**CHALLENGE**
State how many lines of the listing below include the word "Climate". Give only the number.
** begin RECORD EXCERPTS **
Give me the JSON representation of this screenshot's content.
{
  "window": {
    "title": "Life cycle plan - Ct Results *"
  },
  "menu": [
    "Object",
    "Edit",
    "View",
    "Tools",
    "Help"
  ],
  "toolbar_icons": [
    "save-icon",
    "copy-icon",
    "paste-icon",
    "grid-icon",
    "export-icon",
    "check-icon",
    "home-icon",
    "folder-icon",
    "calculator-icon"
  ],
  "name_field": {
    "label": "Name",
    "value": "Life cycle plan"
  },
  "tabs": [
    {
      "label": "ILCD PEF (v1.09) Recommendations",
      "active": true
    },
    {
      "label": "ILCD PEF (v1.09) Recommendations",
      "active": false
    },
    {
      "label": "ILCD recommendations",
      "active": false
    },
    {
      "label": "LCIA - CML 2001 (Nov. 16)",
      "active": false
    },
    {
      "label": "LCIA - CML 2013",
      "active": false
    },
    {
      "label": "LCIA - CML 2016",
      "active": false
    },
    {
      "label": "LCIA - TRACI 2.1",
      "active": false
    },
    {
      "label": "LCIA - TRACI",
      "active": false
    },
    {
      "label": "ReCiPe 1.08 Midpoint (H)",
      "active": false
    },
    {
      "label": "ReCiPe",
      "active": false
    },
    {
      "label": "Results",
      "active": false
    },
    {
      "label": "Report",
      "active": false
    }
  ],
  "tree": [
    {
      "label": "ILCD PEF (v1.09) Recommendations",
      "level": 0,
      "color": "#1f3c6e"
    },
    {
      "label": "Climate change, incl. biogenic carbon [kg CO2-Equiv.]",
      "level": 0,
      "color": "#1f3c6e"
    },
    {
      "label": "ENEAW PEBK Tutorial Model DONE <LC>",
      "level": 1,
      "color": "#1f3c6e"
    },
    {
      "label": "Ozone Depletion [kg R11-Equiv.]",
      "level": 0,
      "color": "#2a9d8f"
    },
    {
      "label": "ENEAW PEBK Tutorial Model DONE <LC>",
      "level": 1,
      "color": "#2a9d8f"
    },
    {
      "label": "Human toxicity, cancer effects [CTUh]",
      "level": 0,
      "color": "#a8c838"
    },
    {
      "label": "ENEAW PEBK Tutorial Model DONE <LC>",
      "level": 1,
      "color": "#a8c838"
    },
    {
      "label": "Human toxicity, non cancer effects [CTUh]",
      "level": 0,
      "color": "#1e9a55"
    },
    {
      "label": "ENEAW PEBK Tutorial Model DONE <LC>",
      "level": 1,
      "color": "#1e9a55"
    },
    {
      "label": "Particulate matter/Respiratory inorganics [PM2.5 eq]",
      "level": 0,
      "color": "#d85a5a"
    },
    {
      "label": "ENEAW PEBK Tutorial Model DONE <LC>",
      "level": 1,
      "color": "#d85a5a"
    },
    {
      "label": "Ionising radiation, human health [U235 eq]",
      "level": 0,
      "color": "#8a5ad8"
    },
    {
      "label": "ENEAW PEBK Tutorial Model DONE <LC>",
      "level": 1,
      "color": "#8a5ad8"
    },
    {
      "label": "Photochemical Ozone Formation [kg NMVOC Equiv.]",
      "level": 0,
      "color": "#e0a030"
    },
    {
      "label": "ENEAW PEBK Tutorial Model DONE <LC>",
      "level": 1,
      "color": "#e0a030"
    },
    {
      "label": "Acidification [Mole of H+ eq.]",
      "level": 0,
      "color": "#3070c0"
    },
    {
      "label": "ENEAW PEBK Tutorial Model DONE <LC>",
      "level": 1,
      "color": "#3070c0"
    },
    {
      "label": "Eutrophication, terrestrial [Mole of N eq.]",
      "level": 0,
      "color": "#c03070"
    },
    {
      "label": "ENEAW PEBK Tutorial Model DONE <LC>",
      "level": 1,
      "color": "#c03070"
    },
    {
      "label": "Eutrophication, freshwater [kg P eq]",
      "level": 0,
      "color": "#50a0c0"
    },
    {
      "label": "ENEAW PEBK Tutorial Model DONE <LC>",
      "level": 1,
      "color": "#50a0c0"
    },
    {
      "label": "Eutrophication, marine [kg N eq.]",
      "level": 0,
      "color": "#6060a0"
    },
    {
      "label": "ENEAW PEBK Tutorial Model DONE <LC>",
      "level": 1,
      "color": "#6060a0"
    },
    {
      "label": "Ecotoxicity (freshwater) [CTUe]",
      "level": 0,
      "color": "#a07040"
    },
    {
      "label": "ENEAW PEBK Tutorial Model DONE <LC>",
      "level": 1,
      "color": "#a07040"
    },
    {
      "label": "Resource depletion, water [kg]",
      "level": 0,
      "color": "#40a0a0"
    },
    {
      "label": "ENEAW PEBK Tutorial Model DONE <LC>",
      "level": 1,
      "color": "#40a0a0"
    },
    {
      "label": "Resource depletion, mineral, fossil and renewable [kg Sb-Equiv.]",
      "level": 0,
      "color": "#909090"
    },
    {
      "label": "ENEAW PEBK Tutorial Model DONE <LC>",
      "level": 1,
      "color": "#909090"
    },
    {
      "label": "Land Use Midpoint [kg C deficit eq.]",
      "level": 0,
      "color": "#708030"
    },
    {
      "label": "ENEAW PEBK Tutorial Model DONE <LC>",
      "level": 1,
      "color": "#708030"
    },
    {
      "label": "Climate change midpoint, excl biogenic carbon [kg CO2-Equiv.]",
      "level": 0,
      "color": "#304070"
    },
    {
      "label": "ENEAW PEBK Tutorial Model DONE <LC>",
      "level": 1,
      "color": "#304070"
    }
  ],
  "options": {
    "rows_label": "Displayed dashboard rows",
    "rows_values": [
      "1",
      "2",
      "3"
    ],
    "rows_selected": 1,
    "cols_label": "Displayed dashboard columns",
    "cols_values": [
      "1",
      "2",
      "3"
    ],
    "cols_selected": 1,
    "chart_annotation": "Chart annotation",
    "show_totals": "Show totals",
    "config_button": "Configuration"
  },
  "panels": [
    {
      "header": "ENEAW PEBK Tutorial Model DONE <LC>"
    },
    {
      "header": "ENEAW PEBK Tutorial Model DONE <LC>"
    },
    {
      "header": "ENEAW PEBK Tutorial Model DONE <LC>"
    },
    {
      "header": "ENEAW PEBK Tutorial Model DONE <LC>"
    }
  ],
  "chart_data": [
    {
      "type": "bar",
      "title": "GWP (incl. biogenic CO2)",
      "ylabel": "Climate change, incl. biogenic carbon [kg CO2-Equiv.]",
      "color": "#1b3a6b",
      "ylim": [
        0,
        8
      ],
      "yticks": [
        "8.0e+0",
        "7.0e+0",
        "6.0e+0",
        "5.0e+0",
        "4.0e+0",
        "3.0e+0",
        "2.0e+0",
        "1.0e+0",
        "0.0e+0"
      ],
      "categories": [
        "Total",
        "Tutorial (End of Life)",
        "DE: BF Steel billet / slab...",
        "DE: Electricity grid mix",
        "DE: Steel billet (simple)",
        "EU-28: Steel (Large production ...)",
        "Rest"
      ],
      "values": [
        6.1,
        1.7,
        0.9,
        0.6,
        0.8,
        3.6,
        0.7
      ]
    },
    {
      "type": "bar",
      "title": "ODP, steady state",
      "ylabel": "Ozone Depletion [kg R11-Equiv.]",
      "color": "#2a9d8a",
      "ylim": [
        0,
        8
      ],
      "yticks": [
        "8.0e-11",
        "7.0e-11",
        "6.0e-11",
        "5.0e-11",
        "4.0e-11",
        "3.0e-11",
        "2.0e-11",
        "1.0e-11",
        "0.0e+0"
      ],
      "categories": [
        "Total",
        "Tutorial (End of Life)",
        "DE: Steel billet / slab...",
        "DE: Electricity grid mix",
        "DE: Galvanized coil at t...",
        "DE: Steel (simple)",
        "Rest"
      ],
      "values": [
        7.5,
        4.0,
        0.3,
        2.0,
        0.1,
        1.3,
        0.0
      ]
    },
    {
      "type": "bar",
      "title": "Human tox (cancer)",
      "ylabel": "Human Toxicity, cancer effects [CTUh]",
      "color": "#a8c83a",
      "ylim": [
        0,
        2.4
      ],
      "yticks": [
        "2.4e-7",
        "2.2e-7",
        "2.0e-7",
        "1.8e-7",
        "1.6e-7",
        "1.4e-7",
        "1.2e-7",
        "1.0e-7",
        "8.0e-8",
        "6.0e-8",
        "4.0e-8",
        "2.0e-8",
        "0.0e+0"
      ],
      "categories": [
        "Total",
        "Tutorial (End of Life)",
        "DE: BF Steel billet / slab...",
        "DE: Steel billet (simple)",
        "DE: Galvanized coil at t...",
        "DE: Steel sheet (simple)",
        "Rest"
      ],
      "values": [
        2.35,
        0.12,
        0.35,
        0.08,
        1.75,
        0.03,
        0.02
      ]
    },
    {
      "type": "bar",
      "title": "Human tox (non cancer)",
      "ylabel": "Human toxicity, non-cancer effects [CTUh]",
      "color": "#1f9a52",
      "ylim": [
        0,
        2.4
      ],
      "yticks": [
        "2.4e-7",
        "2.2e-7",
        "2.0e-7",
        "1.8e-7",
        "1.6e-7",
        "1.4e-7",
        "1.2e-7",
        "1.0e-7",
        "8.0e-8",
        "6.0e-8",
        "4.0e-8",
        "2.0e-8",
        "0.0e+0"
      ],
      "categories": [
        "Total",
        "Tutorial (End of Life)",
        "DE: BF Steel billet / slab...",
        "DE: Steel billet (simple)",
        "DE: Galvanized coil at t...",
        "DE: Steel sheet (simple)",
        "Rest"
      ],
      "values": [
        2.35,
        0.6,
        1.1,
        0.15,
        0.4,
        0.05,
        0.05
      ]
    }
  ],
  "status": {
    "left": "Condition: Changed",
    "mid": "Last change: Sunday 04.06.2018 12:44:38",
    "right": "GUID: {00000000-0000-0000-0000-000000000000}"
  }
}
** end RECORD EXCERPTS **
**REPLY**
3